### What is needed
Type every record exactly as it appears.

### Dataset rows
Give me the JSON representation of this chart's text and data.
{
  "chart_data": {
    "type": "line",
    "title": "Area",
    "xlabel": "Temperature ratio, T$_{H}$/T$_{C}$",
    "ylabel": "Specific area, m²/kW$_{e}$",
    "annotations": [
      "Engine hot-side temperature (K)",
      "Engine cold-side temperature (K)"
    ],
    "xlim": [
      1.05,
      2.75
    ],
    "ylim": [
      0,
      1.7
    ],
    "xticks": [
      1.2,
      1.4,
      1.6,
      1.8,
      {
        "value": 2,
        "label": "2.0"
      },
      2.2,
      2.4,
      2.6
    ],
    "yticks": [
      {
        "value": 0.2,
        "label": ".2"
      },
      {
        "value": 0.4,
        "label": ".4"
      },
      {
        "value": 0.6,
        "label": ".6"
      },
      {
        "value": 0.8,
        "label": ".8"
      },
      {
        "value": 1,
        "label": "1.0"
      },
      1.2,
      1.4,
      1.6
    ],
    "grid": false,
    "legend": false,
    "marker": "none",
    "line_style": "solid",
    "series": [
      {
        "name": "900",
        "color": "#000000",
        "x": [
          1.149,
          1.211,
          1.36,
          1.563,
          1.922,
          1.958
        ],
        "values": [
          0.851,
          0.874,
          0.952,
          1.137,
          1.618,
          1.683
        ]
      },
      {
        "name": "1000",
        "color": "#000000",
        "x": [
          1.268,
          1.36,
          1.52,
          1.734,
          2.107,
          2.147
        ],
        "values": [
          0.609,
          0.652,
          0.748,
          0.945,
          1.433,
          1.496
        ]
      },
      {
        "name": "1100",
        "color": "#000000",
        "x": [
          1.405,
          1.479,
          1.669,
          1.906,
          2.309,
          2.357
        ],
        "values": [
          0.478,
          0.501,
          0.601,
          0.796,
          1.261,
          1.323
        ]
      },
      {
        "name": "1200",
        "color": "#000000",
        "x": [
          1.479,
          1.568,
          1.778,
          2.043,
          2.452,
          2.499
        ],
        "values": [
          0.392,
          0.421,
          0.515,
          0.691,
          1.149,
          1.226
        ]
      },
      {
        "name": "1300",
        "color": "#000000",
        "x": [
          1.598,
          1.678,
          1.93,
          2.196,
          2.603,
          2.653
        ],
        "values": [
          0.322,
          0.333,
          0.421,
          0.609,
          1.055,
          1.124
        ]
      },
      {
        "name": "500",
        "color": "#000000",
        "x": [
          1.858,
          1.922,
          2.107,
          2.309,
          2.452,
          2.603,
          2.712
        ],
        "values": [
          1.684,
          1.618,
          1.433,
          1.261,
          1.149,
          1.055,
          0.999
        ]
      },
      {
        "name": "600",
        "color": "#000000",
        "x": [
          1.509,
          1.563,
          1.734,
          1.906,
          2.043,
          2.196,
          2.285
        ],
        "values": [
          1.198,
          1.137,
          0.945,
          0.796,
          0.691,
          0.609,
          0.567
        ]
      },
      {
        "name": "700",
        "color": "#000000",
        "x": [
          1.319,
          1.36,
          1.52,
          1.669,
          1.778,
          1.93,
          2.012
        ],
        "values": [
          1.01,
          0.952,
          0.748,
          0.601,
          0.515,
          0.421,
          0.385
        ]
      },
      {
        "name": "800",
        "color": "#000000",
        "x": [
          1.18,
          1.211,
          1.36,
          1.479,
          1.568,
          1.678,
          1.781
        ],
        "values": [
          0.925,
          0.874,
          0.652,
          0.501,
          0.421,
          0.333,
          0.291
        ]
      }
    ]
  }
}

### Right answer
Give me the JSON representation of this chart's text and data.
{
  "chart_data": {
    "type": "line",
    "title": "Area",
    "xlabel": "Temperature ratio, T$_{H}$/T$_{C}$",
    "ylabel": "Specific area, m²/kW$_{e}$",
    "annotations": [
      "Engine hot-side temperature (K)",
      "Engine cold-side temperature (K)"
    ],
    "xlim": [
      1.05,
      2.75
    ],
    "ylim": [
      0,
      1.7
    ],
    "xticks": [
      1.2,
      1.4,
      1.6,
      1.8,
      {
        "value": 2,
        "label": "2.0"
      },
      2.2,
      2.4,
      2.6
    ],
    "yticks": [
      {
        "value": 0.2,
        "label": ".2"
      },
      {
        "value": 0.4,
        "label": ".4"
      },
      {
        "value": 0.6,
        "label": ".6"
      },
      {
        "value": 0.8,
        "label": ".8"
      },
      {
        "value": 1,
        "label": "1.0"
      },
      1.2,
      1.4,
      1.6
    ],
    "grid": false,
    "legend": false,
    "marker": "none",
    "line_style": "solid",
    "series": [
      {
        "name": "900",
        "color": "#000000",
        "x": [
          1.149,
          1.211,
          1.36,
          1.563,
          1.922,
          1.958
        ],
        "values": [
          0.851,
          0.874,
          0.952,
          1.137,
          1.618,
          1.683
        ]
      },
      {
        "name": "1000",
        "color": "#000000",
        "x": [
          1.268,
          1.36,
          1.52,
          1.734,
          2.107,
          2.147
        ],
        "values": [
          0.609,
          0.652,
          0.748,
          0.945,
          1.433,
          1.496
        ]
      },
      {
        "name": "1100",
        "color": "#000000",
        "x": [
          1.405,
          1.479,
          1.669,
          1.906,
          2.309,
          2.357
        ],
        "values": [
          0.478,
          0.501,
          0.601,
          0.796,
          1.261,
          1.323
        ]
      },
      {
        "name": "1200",
        "color": "#000000",
        "x": [
          1.479,
          1.568,
          1.778,
          2.043,
          2.452,
          2.499
        ],
        "values": [
          0.392,
          0.421,
          0.515,
          0.691,
          1.149,
          1.226
        ]
      },
      {
        "name": "1300",
        "color": "#000000",
        "x": [
          1.598,
          1.678,
          1.93,
          2.196,
          2.603,
          2.653
        ],
        "values": [
          0.322,
          0.333,
          0.421,
          0.609,
          1.055,
          1.124
        ]
      },
      {
        "name": "500",
        "color": "#000000",
        "x": [
          1.858,
          1.922,
          2.107,
          2.309,
          2.452,
          2.603,
          2.712
        ],
        "values": [
          1.684,
          1.618,
          1.433,
          1.261,
          1.149,
          1.055,
          0.999
        ]
      },
      {
        "name": "600",
        "color": "#000000",
        "x": [
          1.509,
          1.563,
          1.734,
          1.906,
          2.043,
          2.196,
          2.285
        ],
        "values": [
          1.198,
          1.137,
          0.945,
          0.796,
          0.691,
          0.609,
          0.567
        ]
      },
      {
        "name": "700",
        "color": "#000000",
        "x": [
          1.319,
          1.36,
          1.52,
          1.669,
          1.778,
          1.93,
          2.012
        ],
        "values": [
          1.01,
          0.952,
          0.748,
          0.601,
          0.515,
          0.421,
          0.385
        ]
      },
      {
        "name": "800",
        "color": "#000000",
        "x": [
          1.18,
          1.211,
          1.36,
          1.479,
          1.568,
          1.678,
          1.781
        ],
        "values": [
          0.925,
          0.874,
          0.652,
          0.501,
          0.421,
          0.333,
          0.291
        ]
      }
    ]
  }
}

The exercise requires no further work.